» APPLY WHAT YOU READ
(a) Transcribe the stretch of the profile of Coleman below from "Coleman may live" through "of pedestrian deaths.".
(b) According to the profile of Coleman below, how many units does the Star Hotel have?

» PAGE EXTRACT
···
He grins at the memory, and then cautions, “Now, with frozen peas, you only go three minutes, just a bit of water. If you go more than three, then the peas shrink, get wrinkly and dried out. But with a little butter and three minutes, you got some delicious peas.”
Coleman is grateful, cheerful, a contented man. In his nearly 30 years in San Francisco, he’s lived with his brother, with his mom, then at a Board and Care home in the Outer Mission, and now he is happily situated at the Star Hotel.
“I aim to stay at the Star forever; it’s a great place, even if I have to buy COMBAT for the, you know, the critters, those critters, those — you know. They do a room inspection once a month, and I always pass.”
The Star is a support service hotel run by DISH (Delivering Innovation In Supportive Housing) in partnership with the Dept. of Public Health. Its mission is to house formerly homeless people with complex mental health needs. It has 59 units on three floors.
Ask Coleman how he got to the Star and he recites the names of many of the social workers, case managers, doctors and nurses who have helped him along the way. “Marta, my case manager Marta Gilbert, got me into this hotel, and Doc Mommsen helped me with my meds, and the nurse, Bose, was always nice.”
Coleman has worked as a custodian, a street cleaner, and a groundskeeper in a fancy condo complex on Telegraph Hill.
“I had a lot of jobs in this town, but I need to be retired now. The fact is, I can’t give 100 percent effort like I used to, because I have less energy.”
Coleman may live at the Star, but most days you can find him with his buddies, James and Fernando, at the corner of 16th and Valencia streets, looking out for pedestrians.
“When Covid hit, I committed to coming out to the corner every day to help out, to not isolate, to keep community. James, it was his idea.”
“Pandemic Pedestrian Protection we call it. James got us these yellow vests, so we look more official. He and Fernando carry the walkie-talkies and even have bodycams. They are more the enforcers, like taking the license plates of red-light runners, but me, see, I jump in and help all the pedestrians, you know, OUT OF ALL THE UNITED STATES, I heard that THIS TOWN is the worst for pedestrians. I heard it on the news; San Francisco has lots of pedestrian deaths.
···
» SUPPLIED INFORMATION
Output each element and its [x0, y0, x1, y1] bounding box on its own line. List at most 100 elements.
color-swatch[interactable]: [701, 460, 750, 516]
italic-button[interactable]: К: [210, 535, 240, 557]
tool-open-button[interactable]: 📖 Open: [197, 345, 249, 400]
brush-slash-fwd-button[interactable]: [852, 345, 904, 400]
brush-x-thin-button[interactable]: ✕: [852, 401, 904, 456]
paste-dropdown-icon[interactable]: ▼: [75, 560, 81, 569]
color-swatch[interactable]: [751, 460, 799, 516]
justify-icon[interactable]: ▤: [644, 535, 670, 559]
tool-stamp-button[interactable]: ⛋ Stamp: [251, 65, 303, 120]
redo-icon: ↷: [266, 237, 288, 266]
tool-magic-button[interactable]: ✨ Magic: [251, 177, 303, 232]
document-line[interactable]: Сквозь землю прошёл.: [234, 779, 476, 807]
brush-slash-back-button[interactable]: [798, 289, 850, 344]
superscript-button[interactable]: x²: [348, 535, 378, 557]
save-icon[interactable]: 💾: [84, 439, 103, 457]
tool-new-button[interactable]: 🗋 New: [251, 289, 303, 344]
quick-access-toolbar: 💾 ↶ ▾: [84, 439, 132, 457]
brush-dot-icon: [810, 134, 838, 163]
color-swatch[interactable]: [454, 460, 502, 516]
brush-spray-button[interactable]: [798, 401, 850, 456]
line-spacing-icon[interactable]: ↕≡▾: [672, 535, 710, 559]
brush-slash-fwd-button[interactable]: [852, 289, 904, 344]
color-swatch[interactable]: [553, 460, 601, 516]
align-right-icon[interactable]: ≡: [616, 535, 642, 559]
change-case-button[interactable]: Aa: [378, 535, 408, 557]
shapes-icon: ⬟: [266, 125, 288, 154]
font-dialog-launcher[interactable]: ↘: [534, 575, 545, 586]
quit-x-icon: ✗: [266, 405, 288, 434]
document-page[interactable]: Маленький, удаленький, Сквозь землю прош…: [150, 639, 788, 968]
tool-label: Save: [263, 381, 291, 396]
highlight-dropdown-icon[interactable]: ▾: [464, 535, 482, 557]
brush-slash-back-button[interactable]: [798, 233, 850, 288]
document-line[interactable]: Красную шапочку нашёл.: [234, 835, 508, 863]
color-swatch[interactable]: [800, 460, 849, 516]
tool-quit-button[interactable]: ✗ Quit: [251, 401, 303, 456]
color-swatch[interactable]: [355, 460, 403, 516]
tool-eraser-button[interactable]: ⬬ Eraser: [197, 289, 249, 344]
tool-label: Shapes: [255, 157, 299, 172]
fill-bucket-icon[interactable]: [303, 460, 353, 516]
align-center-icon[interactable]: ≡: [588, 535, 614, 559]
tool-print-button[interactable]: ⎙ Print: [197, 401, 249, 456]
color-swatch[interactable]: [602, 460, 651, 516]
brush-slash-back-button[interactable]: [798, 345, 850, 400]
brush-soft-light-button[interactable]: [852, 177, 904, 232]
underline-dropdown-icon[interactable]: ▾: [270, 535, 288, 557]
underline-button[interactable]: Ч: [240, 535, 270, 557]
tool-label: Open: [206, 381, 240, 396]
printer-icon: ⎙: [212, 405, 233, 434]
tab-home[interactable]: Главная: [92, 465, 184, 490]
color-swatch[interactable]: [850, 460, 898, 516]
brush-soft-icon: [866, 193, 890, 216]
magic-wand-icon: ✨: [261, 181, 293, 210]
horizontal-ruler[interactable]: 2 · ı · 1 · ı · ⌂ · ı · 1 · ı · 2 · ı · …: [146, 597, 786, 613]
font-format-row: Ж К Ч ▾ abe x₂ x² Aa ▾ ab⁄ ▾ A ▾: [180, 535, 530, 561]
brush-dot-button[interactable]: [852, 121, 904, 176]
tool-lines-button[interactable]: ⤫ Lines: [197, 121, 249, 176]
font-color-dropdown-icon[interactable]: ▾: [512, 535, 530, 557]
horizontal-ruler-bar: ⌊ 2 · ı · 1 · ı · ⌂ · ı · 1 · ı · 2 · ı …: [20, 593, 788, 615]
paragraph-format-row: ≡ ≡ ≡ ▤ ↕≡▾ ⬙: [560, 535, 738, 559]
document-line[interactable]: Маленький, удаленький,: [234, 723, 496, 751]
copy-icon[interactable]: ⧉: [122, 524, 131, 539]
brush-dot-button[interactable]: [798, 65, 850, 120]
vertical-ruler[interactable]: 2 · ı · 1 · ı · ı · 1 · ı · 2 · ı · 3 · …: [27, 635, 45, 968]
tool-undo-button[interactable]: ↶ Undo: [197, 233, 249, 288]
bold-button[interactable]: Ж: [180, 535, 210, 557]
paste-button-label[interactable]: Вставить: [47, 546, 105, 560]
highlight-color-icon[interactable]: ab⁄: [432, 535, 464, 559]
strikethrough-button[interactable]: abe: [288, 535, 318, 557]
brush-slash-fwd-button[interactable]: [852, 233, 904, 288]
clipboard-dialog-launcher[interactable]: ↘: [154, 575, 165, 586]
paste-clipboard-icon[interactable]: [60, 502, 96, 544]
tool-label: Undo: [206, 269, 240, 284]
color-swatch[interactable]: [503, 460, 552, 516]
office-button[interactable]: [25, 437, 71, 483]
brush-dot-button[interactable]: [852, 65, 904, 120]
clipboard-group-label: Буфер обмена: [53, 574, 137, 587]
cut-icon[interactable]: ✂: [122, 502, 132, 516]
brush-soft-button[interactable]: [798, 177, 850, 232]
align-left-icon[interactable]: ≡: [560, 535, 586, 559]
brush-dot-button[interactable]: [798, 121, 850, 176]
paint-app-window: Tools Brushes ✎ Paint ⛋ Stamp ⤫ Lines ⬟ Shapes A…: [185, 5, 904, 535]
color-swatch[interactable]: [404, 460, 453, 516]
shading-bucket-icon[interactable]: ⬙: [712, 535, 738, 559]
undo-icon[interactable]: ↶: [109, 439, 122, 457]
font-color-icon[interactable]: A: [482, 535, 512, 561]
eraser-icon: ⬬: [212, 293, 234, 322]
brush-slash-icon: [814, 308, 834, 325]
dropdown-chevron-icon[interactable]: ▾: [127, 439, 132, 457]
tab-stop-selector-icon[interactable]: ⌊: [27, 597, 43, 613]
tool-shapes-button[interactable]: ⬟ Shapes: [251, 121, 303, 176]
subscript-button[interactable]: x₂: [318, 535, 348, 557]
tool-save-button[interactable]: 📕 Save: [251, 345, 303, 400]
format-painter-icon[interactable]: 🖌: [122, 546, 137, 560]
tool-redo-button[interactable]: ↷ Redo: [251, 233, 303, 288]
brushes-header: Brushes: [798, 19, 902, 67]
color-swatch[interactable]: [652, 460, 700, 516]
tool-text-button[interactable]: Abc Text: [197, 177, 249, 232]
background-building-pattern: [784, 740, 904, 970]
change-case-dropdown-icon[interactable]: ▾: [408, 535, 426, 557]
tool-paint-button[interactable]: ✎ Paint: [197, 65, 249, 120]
···
» ANSWER LIST
(a)
Coleman may live at the Star, but most days you can find him with his buddies, James and Fernando, at the corner of 16th and Valencia streets, looking out for pedestrians.
“When Covid hit, I committed to coming out to the corner every day to help out, to not isolate, to keep community. James, it was his idea.”
“Pandemic Pedestrian Protection we call it. James got us these yellow vests, so we look more official. He and Fernando carry the walkie-talkies and even have bodycams. They are more the enforcers, like taking the license plates of red-light runners, but me, see, I jump in and help all the pedestrians, you know, OUT OF ALL THE UNITED STATES, I heard that THIS TOWN is the worst for pedestrians. I heard it on the news; San Francisco has lots of pedestrian deaths.

(b) 59 units, on three floors.